> [What is expected]
The entries that follow should be written out exactly.

> [Saved entries]
▬▬▬▬▬▬

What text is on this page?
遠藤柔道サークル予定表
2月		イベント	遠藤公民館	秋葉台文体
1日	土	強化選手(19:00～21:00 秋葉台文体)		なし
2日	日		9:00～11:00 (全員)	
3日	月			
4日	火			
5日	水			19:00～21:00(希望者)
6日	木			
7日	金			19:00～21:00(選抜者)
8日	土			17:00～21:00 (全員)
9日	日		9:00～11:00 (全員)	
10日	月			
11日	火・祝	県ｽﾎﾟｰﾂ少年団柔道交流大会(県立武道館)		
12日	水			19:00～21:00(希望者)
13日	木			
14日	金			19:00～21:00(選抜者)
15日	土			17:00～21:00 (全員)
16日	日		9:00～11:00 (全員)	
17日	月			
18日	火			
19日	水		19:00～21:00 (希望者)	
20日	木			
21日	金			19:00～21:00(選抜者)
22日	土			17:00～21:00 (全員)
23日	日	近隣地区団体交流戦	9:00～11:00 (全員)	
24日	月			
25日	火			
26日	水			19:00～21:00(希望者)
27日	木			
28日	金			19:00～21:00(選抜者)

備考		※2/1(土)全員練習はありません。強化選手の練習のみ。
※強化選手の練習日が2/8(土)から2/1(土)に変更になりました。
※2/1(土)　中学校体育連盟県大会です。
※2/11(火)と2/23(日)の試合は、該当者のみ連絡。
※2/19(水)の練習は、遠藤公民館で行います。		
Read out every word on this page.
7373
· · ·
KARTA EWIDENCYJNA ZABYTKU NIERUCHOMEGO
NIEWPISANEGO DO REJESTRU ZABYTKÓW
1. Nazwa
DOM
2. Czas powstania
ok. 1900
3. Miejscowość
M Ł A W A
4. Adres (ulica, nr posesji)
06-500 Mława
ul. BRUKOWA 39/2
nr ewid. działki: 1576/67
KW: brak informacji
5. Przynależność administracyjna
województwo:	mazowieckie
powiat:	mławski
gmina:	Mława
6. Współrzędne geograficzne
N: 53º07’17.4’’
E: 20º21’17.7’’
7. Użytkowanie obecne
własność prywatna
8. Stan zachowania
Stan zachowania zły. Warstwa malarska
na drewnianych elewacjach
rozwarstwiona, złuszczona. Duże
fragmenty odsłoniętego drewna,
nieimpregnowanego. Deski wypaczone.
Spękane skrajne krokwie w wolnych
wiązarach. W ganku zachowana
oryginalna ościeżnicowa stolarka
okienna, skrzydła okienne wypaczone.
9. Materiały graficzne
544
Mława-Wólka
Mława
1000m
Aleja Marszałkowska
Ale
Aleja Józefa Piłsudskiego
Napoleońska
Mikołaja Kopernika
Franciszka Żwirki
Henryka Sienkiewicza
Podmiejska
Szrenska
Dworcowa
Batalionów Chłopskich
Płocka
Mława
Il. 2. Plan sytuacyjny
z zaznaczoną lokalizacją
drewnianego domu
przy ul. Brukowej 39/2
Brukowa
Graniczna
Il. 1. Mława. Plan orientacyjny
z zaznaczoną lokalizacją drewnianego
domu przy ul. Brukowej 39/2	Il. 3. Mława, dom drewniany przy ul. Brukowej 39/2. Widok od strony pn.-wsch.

▬▬▬▬▬▬

> [Final answer]
What text is on this page?
遠藤柔道サークル予定表
2月		イベント	遠藤公民館	秋葉台文体
1日	土	強化選手(19:00～21:00 秋葉台文体)		なし
2日	日		9:00～11:00 (全員)	
3日	月			
4日	火			
5日	水			19:00～21:00(希望者)
6日	木			
7日	金			19:00～21:00(選抜者)
8日	土			17:00～21:00 (全員)
9日	日		9:00～11:00 (全員)	
10日	月			
11日	火・祝	県ｽﾎﾟｰﾂ少年団柔道交流大会(県立武道館)		
12日	水			19:00～21:00(希望者)
13日	木			
14日	金			19:00～21:00(選抜者)
15日	土			17:00～21:00 (全員)
16日	日		9:00～11:00 (全員)	
17日	月			
18日	火			
19日	水		19:00～21:00 (希望者)	
20日	木			
21日	金			19:00～21:00(選抜者)
22日	土			17:00～21:00 (全員)
23日	日	近隣地区団体交流戦	9:00～11:00 (全員)	
24日	月			
25日	火			
26日	水			19:00～21:00(希望者)
27日	木			
28日	金			19:00～21:00(選抜者)

備考		※2/1(土)全員練習はありません。強化選手の練習のみ。
※強化選手の練習日が2/8(土)から2/1(土)に変更になりました。
※2/1(土)　中学校体育連盟県大会です。
※2/11(火)と2/23(日)の試合は、該当者のみ連絡。
※2/19(水)の練習は、遠藤公民館で行います。		
Read out every word on this page.
7373
· · ·
KARTA EWIDENCYJNA ZABYTKU NIERUCHOMEGO
NIEWPISANEGO DO REJESTRU ZABYTKÓW
1. Nazwa
DOM
2. Czas powstania
ok. 1900
3. Miejscowość
M Ł A W A
4. Adres (ulica, nr posesji)
06-500 Mława
ul. BRUKOWA 39/2
nr ewid. działki: 1576/67
KW: brak informacji
5. Przynależność administracyjna
województwo:	mazowieckie
powiat:	mławski
gmina:	Mława
6. Współrzędne geograficzne
N: 53º07’17.4’’
E: 20º21’17.7’’
7. Użytkowanie obecne
własność prywatna
8. Stan zachowania
Stan zachowania zły. Warstwa malarska
na drewnianych elewacjach
rozwarstwiona, złuszczona. Duże
fragmenty odsłoniętego drewna,
nieimpregnowanego. Deski wypaczone.
Spękane skrajne krokwie w wolnych
wiązarach. W ganku zachowana
oryginalna ościeżnicowa stolarka
okienna, skrzydła okienne wypaczone.
9. Materiały graficzne
544
Mława-Wólka
Mława
1000m
Aleja Marszałkowska
Ale
Aleja Józefa Piłsudskiego
Napoleońska
Mikołaja Kopernika
Franciszka Żwirki
Henryka Sienkiewicza
Podmiejska
Szrenska
Dworcowa
Batalionów Chłopskich
Płocka
Mława
Il. 2. Plan sytuacyjny
z zaznaczoną lokalizacją
drewnianego domu
przy ul. Brukowej 39/2
Brukowa
Graniczna
Il. 1. Mława. Plan orientacyjny
z zaznaczoną lokalizacją drewnianego
domu przy ul. Brukowej 39/2	Il. 3. Mława, dom drewniany przy ul. Brukowej 39/2. Widok od strony pn.-wsch.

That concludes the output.